-- start of The data --
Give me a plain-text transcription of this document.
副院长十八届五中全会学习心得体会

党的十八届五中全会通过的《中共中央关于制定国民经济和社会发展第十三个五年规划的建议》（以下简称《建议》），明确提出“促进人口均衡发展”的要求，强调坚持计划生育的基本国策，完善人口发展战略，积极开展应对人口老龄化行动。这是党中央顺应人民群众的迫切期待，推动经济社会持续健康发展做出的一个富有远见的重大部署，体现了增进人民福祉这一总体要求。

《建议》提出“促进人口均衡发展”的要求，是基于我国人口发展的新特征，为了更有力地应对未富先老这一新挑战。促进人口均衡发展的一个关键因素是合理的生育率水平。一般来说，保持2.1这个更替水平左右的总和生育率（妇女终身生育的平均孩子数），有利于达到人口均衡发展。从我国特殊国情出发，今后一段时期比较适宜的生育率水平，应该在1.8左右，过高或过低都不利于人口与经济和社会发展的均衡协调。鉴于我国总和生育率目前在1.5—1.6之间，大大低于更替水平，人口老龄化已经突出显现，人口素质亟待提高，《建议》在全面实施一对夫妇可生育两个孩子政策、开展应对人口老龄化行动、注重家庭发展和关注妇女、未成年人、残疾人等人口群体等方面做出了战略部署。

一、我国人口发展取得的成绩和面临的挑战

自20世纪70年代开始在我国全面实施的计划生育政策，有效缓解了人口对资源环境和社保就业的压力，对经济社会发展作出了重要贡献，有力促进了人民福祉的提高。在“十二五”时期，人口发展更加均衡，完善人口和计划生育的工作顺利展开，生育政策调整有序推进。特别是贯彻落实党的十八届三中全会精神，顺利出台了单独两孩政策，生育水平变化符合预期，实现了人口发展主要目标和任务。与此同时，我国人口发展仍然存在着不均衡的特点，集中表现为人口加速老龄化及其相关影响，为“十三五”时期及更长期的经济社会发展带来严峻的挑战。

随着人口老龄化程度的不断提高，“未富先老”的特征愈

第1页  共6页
-- end of The data --
> _Do this_:
Working from the entries above, return all lines that contain "促进人口均衡发展".

> _The response_:
党的十八届五中全会通过的《中共中央关于制定国民经济和社会发展第十三个五年规划的建议》（以下简称《建议》），明确提出“促进人口均衡发展”的要求，强调坚持计划生育的基本国策，完善人口发展战略，积极开展应对人口老龄化行动。这是党中央顺应人民群众的迫切期待，推动经济社会持续健康发展做出的一个富有远见的重大部署，体现了增进人民福祉这一总体要求。
《建议》提出“促进人口均衡发展”的要求，是基于我国人口发展的新特征，为了更有力地应对未富先老这一新挑战。促进人口均衡发展的一个关键因素是合理的生育率水平。一般来说，保持2.1这个更替水平左右的总和生育率（妇女终身生育的平均孩子数），有利于达到人口均衡发展。从我国特殊国情出发，今后一段时期比较适宜的生育率水平，应该在1.8左右，过高或过低都不利于人口与经济和社会发展的均衡协调。鉴于我国总和生育率目前在1.5—1.6之间，大大低于更替水平，人口老龄化已经突出显现，人口素质亟待提高，《建议》在全面实施一对夫妇可生育两个孩子政策、开展应对人口老龄化行动、注重家庭发展和关注妇女、未成年人、残疾人等人口群体等方面做出了战略部署。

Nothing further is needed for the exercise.